▶ WHAT TO DO:
Copy out the listing that follows exactly, dropping every picture.

START DATA LINES

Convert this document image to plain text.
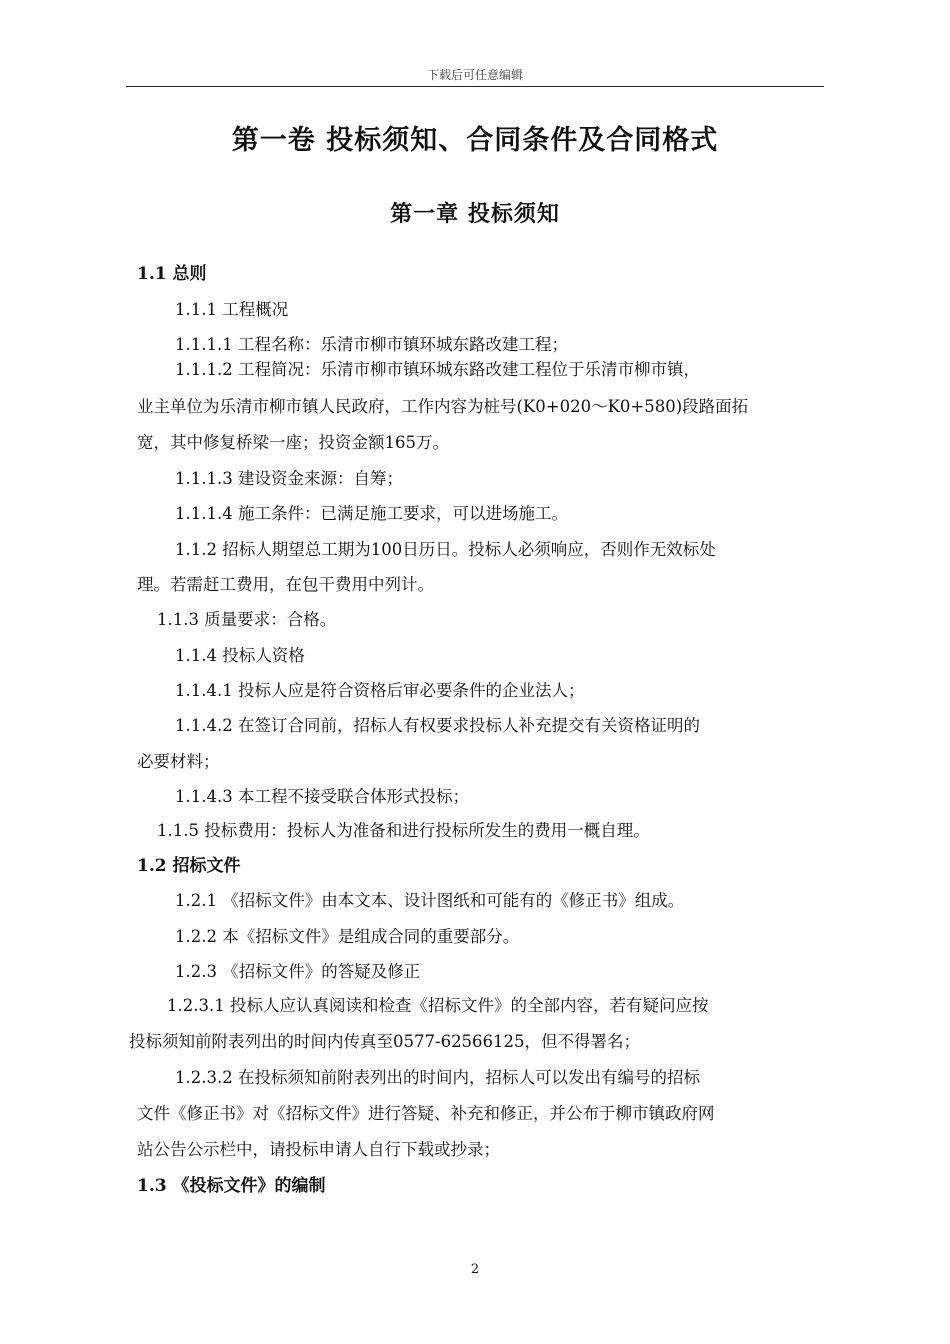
下载后可任意编辑
第一卷 投标须知、合同条件及合同格式
第一章 投标须知
1.1 总则
1.1.1 工程概况
1.1.1.1 工程名称：乐清市柳市镇环城东路改建工程；
1.1.1.2 工程简况：乐清市柳市镇环城东路改建工程位于乐清市柳市镇，
业主单位为乐清市柳市镇人民政府，工作内容为桩号(K0+020～K0+580)段路面拓
宽，其中修复桥梁一座；投资金额165万。
1.1.1.3 建设资金来源：自筹；
1.1.1.4 施工条件：已满足施工要求，可以进场施工。
1.1.2 招标人期望总工期为100日历日。投标人必须响应，否则作无效标处
理。若需赶工费用，在包干费用中列计。
1.1.3 质量要求：合格。
1.1.4 投标人资格
1.1.4.1 投标人应是符合资格后审必要条件的企业法人；
1.1.4.2 在签订合同前，招标人有权要求投标人补充提交有关资格证明的
必要材料；
1.1.4.3 本工程不接受联合体形式投标；
1.1.5 投标费用：投标人为准备和进行投标所发生的费用一概自理。
1.2 招标文件
1.2.1 《招标文件》由本文本、设计图纸和可能有的《修正书》组成。
1.2.2 本《招标文件》是组成合同的重要部分。
1.2.3 《招标文件》的答疑及修正
1.2.3.1 投标人应认真阅读和检查《招标文件》的全部内容，若有疑问应按
投标须知前附表列出的时间内传真至0577-62566125，但不得署名；
1.2.3.2 在投标须知前附表列出的时间内，招标人可以发出有编号的招标
文件《修正书》对《招标文件》进行答疑、补充和修正，并公布于柳市镇政府网
站公告公示栏中，请投标申请人自行下载或抄录；
1.3 《投标文件》的编制
2
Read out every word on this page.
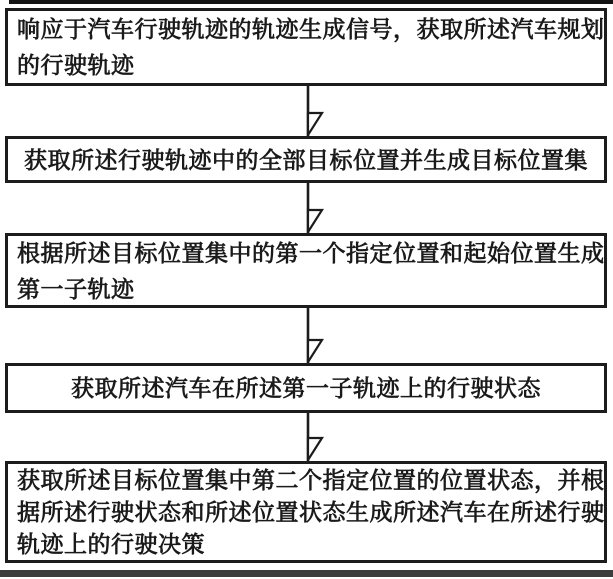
响应于汽车行驶轨迹的轨迹生成信号，获取所述汽车规划
的行驶轨迹
获取所述行驶轨迹中的全部目标位置并生成目标位置集
根据所述目标位置集中的第一个指定位置和起始位置生成
第一子轨迹
获取所述汽车在所述第一子轨迹上的行驶状态
获取所述目标位置集中第二个指定位置的位置状态，并根
据所述行驶状态和所述位置状态生成所述汽车在所述行驶
轨迹上的行驶决策
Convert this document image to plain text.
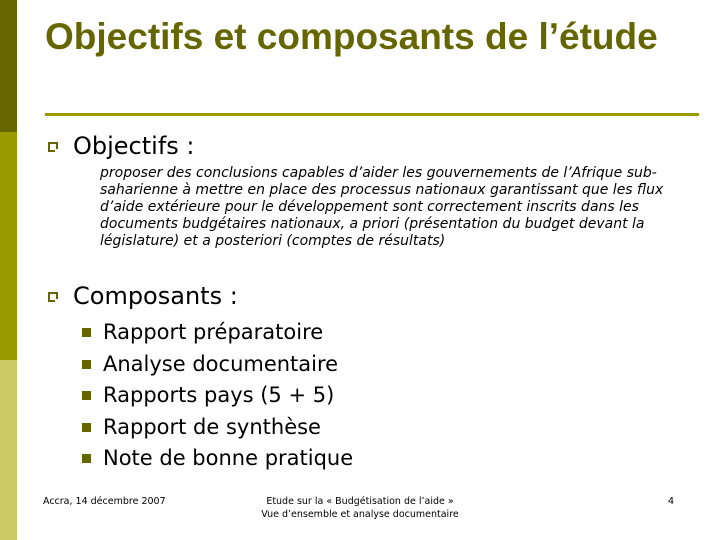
Objectifs et composants de l’étude
Objectifs :

proposer des conclusions capables d’aider les gouvernements de l’Afrique sub-saharienne à mettre en place des processus nationaux garantissant que les flux d’aide extérieure pour le développement sont correctement inscrits dans les documents budgétaires nationaux, a priori (présentation du budget devant la législature) et a posteriori (comptes de résultats)

Composants :
Rapport préparatoire
Analyse documentaire
Rapports pays (5 + 5)
Rapport de synthèse
Note de bonne pratique
Accra, 14 décembre 2007	Etude sur la « Budgétisation de l’aide »
Vue d’ensemble et analyse documentaire
4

END DATA LINES

▶ OUTPUT FOR THIS EXERCISE:
Convert this document image to plain text.
下载后可任意编辑
第一卷 投标须知、合同条件及合同格式
第一章 投标须知
1.1 总则
1.1.1 工程概况
1.1.1.1 工程名称：乐清市柳市镇环城东路改建工程；
1.1.1.2 工程简况：乐清市柳市镇环城东路改建工程位于乐清市柳市镇，
业主单位为乐清市柳市镇人民政府，工作内容为桩号(K0+020～K0+580)段路面拓
宽，其中修复桥梁一座；投资金额165万。
1.1.1.3 建设资金来源：自筹；
1.1.1.4 施工条件：已满足施工要求，可以进场施工。
1.1.2 招标人期望总工期为100日历日。投标人必须响应，否则作无效标处
理。若需赶工费用，在包干费用中列计。
1.1.3 质量要求：合格。
1.1.4 投标人资格
1.1.4.1 投标人应是符合资格后审必要条件的企业法人；
1.1.4.2 在签订合同前，招标人有权要求投标人补充提交有关资格证明的
必要材料；
1.1.4.3 本工程不接受联合体形式投标；
1.1.5 投标费用：投标人为准备和进行投标所发生的费用一概自理。
1.2 招标文件
1.2.1 《招标文件》由本文本、设计图纸和可能有的《修正书》组成。
1.2.2 本《招标文件》是组成合同的重要部分。
1.2.3 《招标文件》的答疑及修正
1.2.3.1 投标人应认真阅读和检查《招标文件》的全部内容，若有疑问应按
投标须知前附表列出的时间内传真至0577-62566125，但不得署名；
1.2.3.2 在投标须知前附表列出的时间内，招标人可以发出有编号的招标
文件《修正书》对《招标文件》进行答疑、补充和修正，并公布于柳市镇政府网
站公告公示栏中，请投标申请人自行下载或抄录；
1.3 《投标文件》的编制
2
Read out every word on this page.
响应于汽车行驶轨迹的轨迹生成信号，获取所述汽车规划
的行驶轨迹
获取所述行驶轨迹中的全部目标位置并生成目标位置集
根据所述目标位置集中的第一个指定位置和起始位置生成
第一子轨迹
获取所述汽车在所述第一子轨迹上的行驶状态
获取所述目标位置集中第二个指定位置的位置状态，并根
据所述行驶状态和所述位置状态生成所述汽车在所述行驶
轨迹上的行驶决策
Convert this document image to plain text.
Objectifs et composants de l’étude
Objectifs :

proposer des conclusions capables d’aider les gouvernements de l’Afrique sub-saharienne à mettre en place des processus nationaux garantissant que les flux d’aide extérieure pour le développement sont correctement inscrits dans les documents budgétaires nationaux, a priori (présentation du budget devant la législature) et a posteriori (comptes de résultats)

Composants :
Rapport préparatoire
Analyse documentaire
Rapports pays (5 + 5)
Rapport de synthèse
Note de bonne pratique
Accra, 14 décembre 2007	Etude sur la « Budgétisation de l’aide »
Vue d’ensemble et analyse documentaire
4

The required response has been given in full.